*WHAT YOU NEED TO DO*: Check every line of the entries for "priority", and copy the lines that hold it.

*MATERIAL*:
━━━

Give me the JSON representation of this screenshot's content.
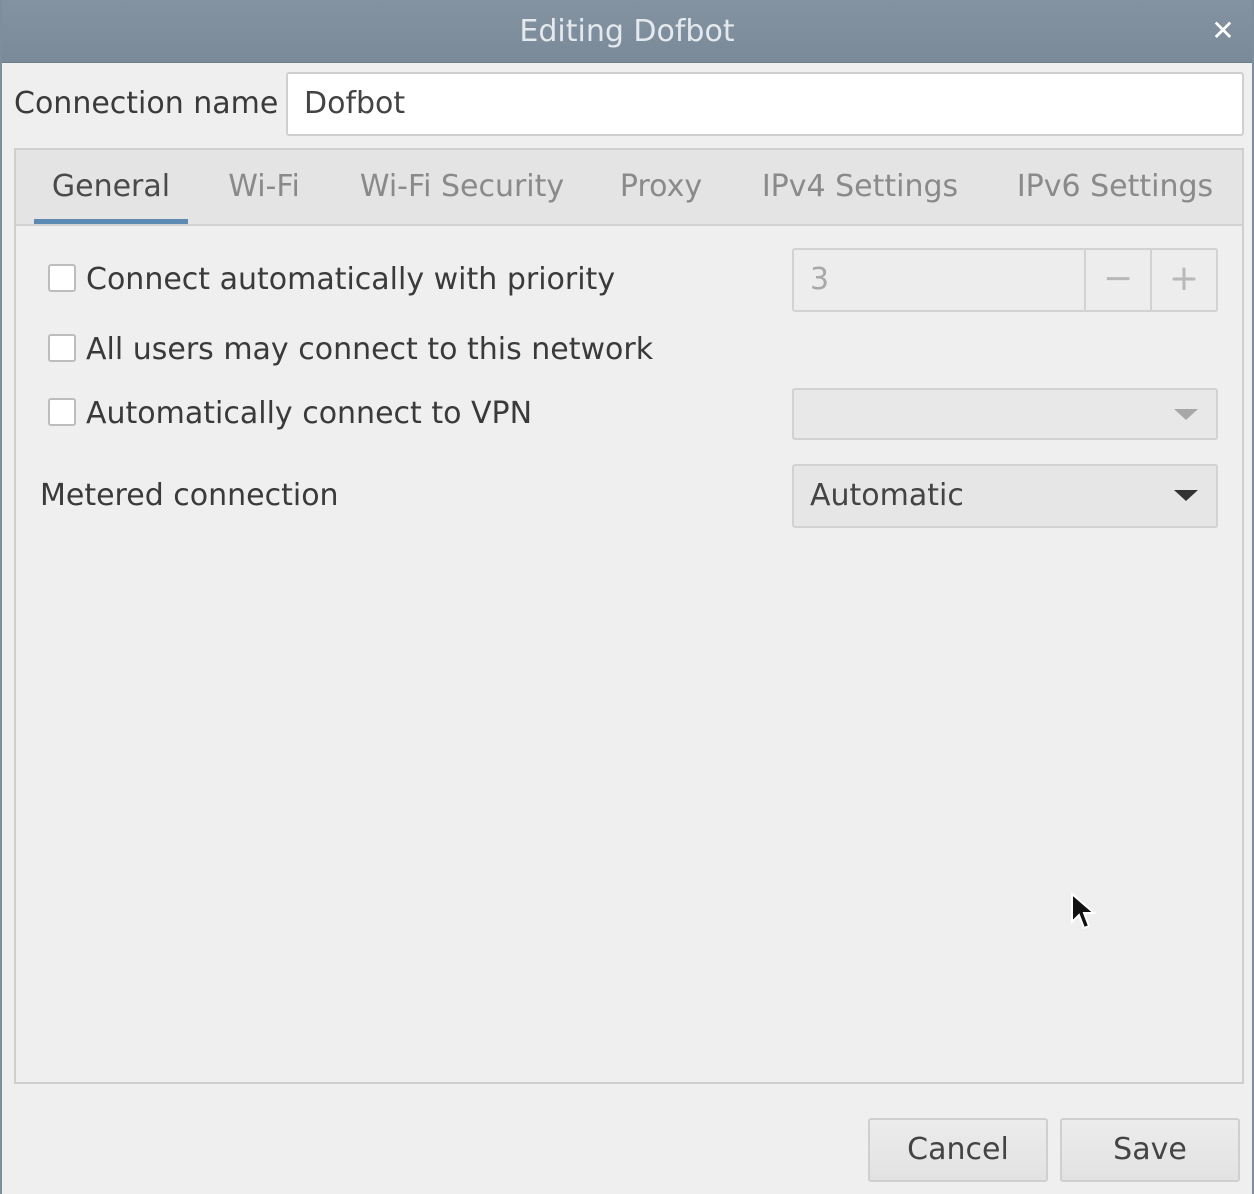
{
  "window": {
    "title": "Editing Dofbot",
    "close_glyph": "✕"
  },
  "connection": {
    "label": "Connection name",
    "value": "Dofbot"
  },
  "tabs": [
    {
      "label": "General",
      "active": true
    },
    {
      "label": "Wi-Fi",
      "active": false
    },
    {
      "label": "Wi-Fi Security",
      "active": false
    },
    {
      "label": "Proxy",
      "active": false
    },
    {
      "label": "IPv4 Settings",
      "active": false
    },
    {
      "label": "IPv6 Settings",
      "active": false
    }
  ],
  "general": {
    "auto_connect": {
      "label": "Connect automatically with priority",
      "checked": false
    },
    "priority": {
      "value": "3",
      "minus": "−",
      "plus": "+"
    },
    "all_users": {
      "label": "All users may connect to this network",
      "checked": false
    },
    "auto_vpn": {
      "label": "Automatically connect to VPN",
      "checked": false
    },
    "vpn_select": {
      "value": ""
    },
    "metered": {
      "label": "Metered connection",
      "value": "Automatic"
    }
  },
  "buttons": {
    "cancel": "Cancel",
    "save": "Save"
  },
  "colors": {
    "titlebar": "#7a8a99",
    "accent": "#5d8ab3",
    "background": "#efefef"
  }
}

━━━

*EXPECTED ANSWER*:
      "label": "Connect automatically with priority",
    "priority": {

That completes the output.